══ EXTRACTED INFORMATION ══

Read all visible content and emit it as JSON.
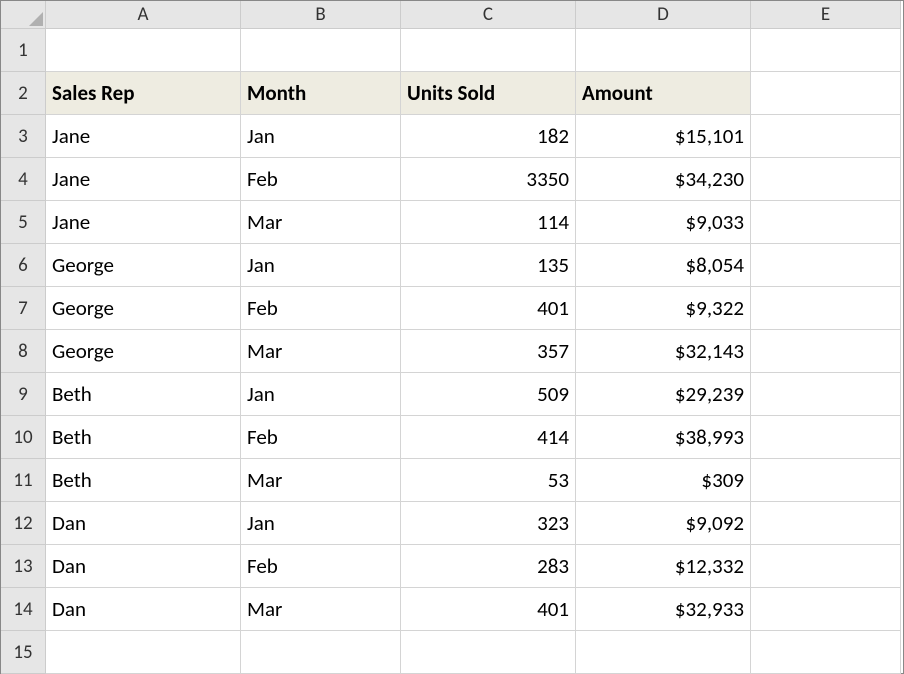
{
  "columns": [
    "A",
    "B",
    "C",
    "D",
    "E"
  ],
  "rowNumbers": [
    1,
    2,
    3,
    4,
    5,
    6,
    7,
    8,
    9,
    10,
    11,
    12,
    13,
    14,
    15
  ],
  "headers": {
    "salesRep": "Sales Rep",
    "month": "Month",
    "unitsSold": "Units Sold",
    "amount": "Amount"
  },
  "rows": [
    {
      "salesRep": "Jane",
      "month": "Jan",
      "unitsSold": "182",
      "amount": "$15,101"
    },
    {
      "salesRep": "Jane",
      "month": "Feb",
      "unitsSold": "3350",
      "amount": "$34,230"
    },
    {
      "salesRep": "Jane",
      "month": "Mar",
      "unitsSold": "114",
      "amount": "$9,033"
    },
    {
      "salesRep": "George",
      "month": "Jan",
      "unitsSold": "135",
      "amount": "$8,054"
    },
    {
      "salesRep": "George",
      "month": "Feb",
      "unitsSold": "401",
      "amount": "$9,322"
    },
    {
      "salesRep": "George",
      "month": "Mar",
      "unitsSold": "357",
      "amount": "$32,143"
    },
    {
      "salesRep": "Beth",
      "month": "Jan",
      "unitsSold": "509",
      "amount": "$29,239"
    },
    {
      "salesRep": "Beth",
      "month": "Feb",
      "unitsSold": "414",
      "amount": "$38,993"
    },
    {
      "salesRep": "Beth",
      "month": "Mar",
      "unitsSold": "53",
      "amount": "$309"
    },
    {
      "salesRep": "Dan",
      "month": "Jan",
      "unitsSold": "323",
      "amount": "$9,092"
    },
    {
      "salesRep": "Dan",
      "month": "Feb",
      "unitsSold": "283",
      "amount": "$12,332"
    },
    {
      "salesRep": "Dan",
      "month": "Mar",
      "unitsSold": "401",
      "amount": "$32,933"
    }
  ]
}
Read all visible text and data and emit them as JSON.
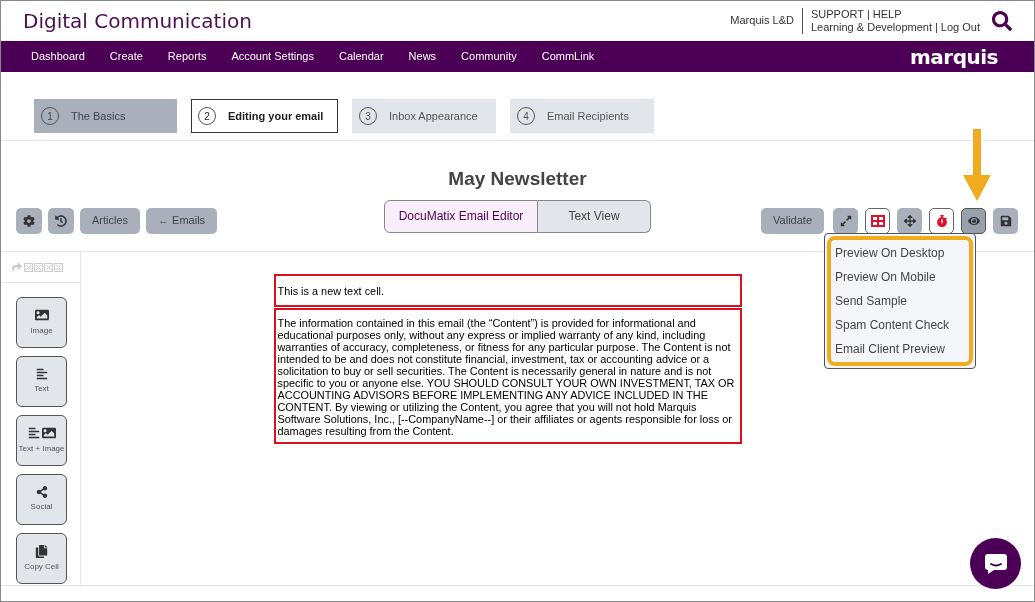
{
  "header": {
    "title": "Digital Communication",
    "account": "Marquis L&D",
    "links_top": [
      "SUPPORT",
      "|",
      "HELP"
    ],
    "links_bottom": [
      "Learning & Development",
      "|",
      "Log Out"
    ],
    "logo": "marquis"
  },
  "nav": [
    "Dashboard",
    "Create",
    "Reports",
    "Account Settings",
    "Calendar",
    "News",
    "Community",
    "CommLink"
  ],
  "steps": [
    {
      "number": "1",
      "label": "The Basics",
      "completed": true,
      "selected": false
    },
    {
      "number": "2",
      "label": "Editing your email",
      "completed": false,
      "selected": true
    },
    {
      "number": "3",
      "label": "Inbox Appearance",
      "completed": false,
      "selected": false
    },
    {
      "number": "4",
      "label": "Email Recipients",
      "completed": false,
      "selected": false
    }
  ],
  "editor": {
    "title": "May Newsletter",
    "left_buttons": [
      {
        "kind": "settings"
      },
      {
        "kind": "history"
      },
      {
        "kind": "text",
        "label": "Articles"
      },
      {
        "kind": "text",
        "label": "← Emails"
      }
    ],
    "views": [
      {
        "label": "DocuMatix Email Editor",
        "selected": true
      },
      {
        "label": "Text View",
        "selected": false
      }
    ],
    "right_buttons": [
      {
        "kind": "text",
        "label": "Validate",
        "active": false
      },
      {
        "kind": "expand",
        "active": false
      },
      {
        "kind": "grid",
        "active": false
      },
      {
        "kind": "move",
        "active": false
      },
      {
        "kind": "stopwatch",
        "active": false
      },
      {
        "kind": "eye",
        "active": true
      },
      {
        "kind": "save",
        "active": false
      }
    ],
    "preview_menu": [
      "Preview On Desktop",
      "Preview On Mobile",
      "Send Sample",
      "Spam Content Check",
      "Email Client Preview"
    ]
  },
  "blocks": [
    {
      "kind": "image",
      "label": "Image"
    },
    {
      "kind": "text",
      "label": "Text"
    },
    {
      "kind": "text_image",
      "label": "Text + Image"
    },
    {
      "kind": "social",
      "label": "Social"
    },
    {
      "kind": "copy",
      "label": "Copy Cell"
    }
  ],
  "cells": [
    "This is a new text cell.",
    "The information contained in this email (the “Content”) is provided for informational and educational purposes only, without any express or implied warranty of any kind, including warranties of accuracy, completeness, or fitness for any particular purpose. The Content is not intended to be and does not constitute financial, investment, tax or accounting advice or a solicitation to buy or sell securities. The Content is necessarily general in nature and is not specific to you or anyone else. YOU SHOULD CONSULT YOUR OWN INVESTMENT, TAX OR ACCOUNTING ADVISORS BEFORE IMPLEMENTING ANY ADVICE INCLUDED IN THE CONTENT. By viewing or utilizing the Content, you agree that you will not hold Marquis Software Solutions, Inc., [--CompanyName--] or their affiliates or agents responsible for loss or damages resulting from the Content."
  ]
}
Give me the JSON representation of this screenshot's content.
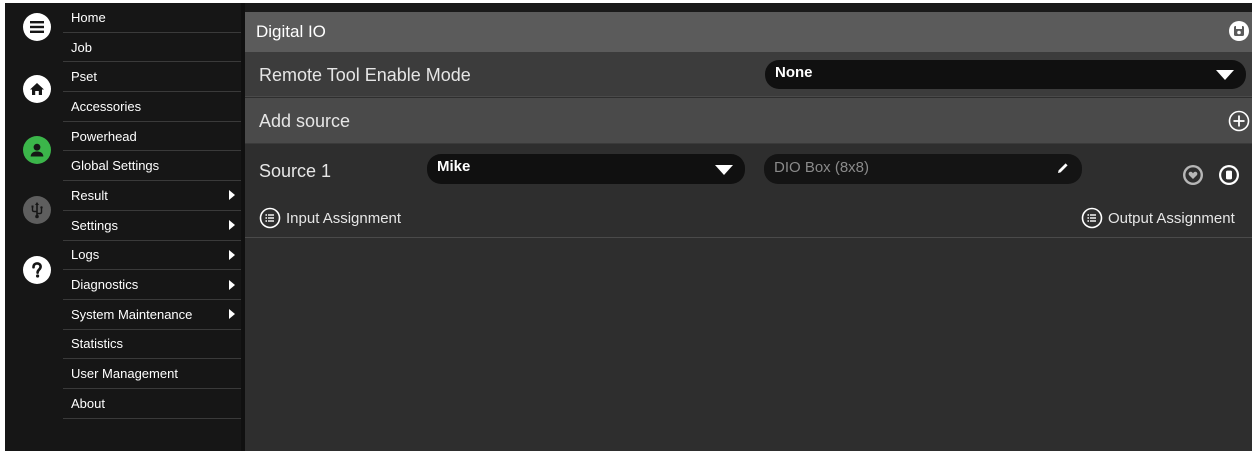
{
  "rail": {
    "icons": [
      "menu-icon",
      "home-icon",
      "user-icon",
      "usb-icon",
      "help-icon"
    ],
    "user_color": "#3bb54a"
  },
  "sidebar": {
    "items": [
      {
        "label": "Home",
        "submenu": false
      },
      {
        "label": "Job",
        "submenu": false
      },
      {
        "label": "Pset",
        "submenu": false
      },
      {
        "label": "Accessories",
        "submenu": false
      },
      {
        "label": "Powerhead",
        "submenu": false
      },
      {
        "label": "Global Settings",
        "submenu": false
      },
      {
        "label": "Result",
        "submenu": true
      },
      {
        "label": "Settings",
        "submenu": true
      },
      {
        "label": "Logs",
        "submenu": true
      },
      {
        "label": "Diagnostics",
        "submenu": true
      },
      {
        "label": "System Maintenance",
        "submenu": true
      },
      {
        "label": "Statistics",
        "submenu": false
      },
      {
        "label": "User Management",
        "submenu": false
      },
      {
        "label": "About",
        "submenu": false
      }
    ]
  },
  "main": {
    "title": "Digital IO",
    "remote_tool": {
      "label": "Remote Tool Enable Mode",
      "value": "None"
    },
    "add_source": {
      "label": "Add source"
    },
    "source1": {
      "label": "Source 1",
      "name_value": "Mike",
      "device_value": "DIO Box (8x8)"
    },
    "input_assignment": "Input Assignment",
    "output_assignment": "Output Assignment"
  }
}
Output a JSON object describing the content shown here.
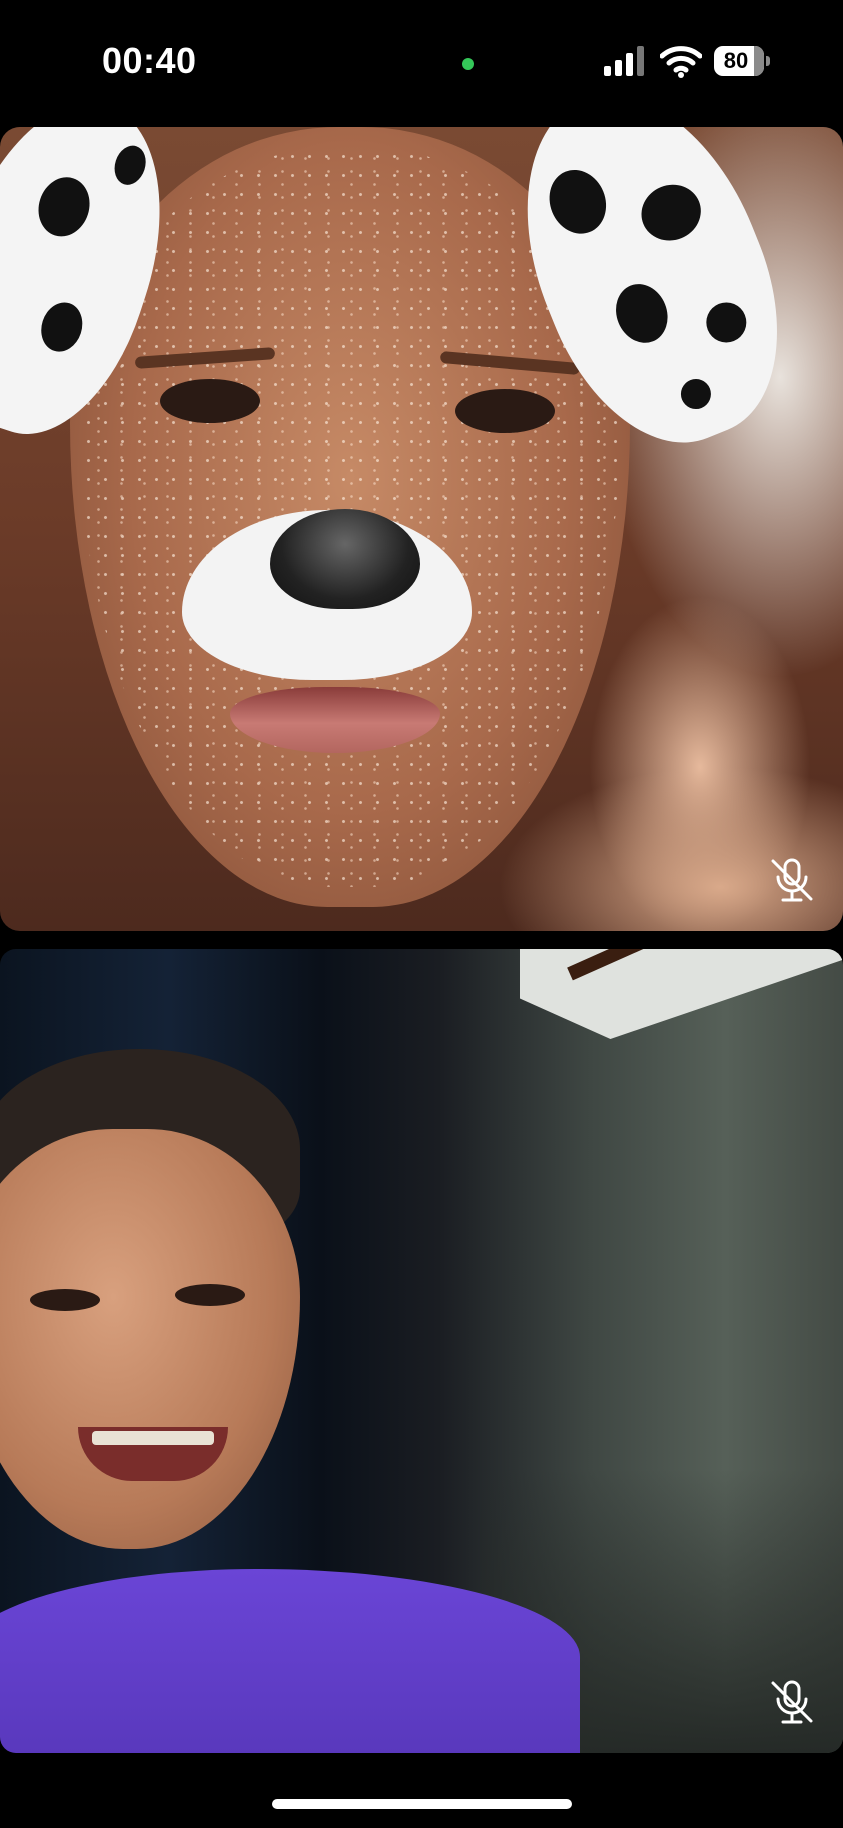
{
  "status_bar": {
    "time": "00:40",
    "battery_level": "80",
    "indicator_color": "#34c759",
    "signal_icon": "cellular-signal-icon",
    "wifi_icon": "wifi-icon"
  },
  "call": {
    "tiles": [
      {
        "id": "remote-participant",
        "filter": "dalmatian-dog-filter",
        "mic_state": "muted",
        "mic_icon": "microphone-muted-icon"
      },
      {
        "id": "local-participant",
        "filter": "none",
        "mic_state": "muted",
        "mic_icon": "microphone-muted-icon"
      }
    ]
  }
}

═══

Find each line holding "Output". Copy it out.

    "output_assignment": "Output Assignment"
Output a JSON object describing the content shown here.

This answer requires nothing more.